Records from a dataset
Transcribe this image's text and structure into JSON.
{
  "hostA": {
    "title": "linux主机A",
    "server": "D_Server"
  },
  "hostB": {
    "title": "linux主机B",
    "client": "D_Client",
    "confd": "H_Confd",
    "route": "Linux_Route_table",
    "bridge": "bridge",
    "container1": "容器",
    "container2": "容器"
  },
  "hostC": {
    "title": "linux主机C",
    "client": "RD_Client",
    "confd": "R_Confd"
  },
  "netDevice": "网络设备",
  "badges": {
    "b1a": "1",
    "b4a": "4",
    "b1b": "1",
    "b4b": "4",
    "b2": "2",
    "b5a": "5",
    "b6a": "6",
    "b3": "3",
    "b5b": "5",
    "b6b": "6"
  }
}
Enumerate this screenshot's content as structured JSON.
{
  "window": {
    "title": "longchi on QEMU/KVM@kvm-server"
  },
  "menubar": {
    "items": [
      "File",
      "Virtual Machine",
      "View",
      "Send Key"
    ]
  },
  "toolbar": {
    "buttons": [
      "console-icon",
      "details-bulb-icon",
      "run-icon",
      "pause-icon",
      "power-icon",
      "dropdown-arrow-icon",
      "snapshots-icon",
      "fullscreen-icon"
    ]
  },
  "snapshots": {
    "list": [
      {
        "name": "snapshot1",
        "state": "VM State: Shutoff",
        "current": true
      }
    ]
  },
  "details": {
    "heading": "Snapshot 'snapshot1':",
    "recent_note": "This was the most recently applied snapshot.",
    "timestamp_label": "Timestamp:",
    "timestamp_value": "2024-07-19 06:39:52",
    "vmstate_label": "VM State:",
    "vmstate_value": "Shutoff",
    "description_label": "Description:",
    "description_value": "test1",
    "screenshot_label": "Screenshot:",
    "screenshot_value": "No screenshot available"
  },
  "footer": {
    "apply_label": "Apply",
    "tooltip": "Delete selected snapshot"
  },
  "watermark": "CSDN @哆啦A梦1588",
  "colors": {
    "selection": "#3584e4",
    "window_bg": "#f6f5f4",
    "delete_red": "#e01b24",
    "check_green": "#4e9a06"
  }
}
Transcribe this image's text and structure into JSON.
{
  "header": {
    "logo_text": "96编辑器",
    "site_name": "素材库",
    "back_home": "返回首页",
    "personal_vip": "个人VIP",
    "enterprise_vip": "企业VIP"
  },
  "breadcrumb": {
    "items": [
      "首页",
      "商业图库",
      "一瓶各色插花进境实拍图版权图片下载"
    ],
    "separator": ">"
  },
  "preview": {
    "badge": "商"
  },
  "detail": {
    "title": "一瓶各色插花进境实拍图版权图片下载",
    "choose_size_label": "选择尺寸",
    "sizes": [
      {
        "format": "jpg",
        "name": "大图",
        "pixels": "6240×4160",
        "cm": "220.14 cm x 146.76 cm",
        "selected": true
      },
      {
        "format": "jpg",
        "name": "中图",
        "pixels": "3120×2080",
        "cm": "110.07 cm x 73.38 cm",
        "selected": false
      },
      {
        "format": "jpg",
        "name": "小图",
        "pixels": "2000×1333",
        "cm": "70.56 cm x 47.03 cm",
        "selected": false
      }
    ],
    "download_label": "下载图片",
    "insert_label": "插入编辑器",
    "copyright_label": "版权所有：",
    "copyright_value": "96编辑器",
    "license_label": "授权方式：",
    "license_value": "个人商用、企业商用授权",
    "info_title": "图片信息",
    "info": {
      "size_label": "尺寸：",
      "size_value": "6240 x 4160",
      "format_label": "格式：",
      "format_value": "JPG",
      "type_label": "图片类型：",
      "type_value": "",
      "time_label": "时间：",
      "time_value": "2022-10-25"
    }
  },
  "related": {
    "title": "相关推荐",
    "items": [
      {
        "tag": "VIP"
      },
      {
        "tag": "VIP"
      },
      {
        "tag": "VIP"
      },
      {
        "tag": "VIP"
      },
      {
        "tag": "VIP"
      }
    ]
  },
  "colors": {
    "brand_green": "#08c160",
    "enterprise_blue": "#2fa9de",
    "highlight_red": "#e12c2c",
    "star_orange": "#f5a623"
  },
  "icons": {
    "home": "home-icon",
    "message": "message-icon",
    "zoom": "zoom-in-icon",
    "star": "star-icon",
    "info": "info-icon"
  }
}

■ Written problem ■
Set down the entries verbatim, leaving none out.

■ Solution ■
Transcribe this image's text and structure into JSON.
{
  "hostA": {
    "title": "linux主机A",
    "server": "D_Server"
  },
  "hostB": {
    "title": "linux主机B",
    "client": "D_Client",
    "confd": "H_Confd",
    "route": "Linux_Route_table",
    "bridge": "bridge",
    "container1": "容器",
    "container2": "容器"
  },
  "hostC": {
    "title": "linux主机C",
    "client": "RD_Client",
    "confd": "R_Confd"
  },
  "netDevice": "网络设备",
  "badges": {
    "b1a": "1",
    "b4a": "4",
    "b1b": "1",
    "b4b": "4",
    "b2": "2",
    "b5a": "5",
    "b6a": "6",
    "b3": "3",
    "b5b": "5",
    "b6b": "6"
  }
}
Enumerate this screenshot's content as structured JSON.
{
  "window": {
    "title": "longchi on QEMU/KVM@kvm-server"
  },
  "menubar": {
    "items": [
      "File",
      "Virtual Machine",
      "View",
      "Send Key"
    ]
  },
  "toolbar": {
    "buttons": [
      "console-icon",
      "details-bulb-icon",
      "run-icon",
      "pause-icon",
      "power-icon",
      "dropdown-arrow-icon",
      "snapshots-icon",
      "fullscreen-icon"
    ]
  },
  "snapshots": {
    "list": [
      {
        "name": "snapshot1",
        "state": "VM State: Shutoff",
        "current": true
      }
    ]
  },
  "details": {
    "heading": "Snapshot 'snapshot1':",
    "recent_note": "This was the most recently applied snapshot.",
    "timestamp_label": "Timestamp:",
    "timestamp_value": "2024-07-19 06:39:52",
    "vmstate_label": "VM State:",
    "vmstate_value": "Shutoff",
    "description_label": "Description:",
    "description_value": "test1",
    "screenshot_label": "Screenshot:",
    "screenshot_value": "No screenshot available"
  },
  "footer": {
    "apply_label": "Apply",
    "tooltip": "Delete selected snapshot"
  },
  "watermark": "CSDN @哆啦A梦1588",
  "colors": {
    "selection": "#3584e4",
    "window_bg": "#f6f5f4",
    "delete_red": "#e01b24",
    "check_green": "#4e9a06"
  }
}
Transcribe this image's text and structure into JSON.
{
  "header": {
    "logo_text": "96编辑器",
    "site_name": "素材库",
    "back_home": "返回首页",
    "personal_vip": "个人VIP",
    "enterprise_vip": "企业VIP"
  },
  "breadcrumb": {
    "items": [
      "首页",
      "商业图库",
      "一瓶各色插花进境实拍图版权图片下载"
    ],
    "separator": ">"
  },
  "preview": {
    "badge": "商"
  },
  "detail": {
    "title": "一瓶各色插花进境实拍图版权图片下载",
    "choose_size_label": "选择尺寸",
    "sizes": [
      {
        "format": "jpg",
        "name": "大图",
        "pixels": "6240×4160",
        "cm": "220.14 cm x 146.76 cm",
        "selected": true
      },
      {
        "format": "jpg",
        "name": "中图",
        "pixels": "3120×2080",
        "cm": "110.07 cm x 73.38 cm",
        "selected": false
      },
      {
        "format": "jpg",
        "name": "小图",
        "pixels": "2000×1333",
        "cm": "70.56 cm x 47.03 cm",
        "selected": false
      }
    ],
    "download_label": "下载图片",
    "insert_label": "插入编辑器",
    "copyright_label": "版权所有：",
    "copyright_value": "96编辑器",
    "license_label": "授权方式：",
    "license_value": "个人商用、企业商用授权",
    "info_title": "图片信息",
    "info": {
      "size_label": "尺寸：",
      "size_value": "6240 x 4160",
      "format_label": "格式：",
      "format_value": "JPG",
      "type_label": "图片类型：",
      "type_value": "",
      "time_label": "时间：",
      "time_value": "2022-10-25"
    }
  },
  "related": {
    "title": "相关推荐",
    "items": [
      {
        "tag": "VIP"
      },
      {
        "tag": "VIP"
      },
      {
        "tag": "VIP"
      },
      {
        "tag": "VIP"
      },
      {
        "tag": "VIP"
      }
    ]
  },
  "colors": {
    "brand_green": "#08c160",
    "enterprise_blue": "#2fa9de",
    "highlight_red": "#e12c2c",
    "star_orange": "#f5a623"
  },
  "icons": {
    "home": "home-icon",
    "message": "message-icon",
    "zoom": "zoom-in-icon",
    "star": "star-icon",
    "info": "info-icon"
  }
}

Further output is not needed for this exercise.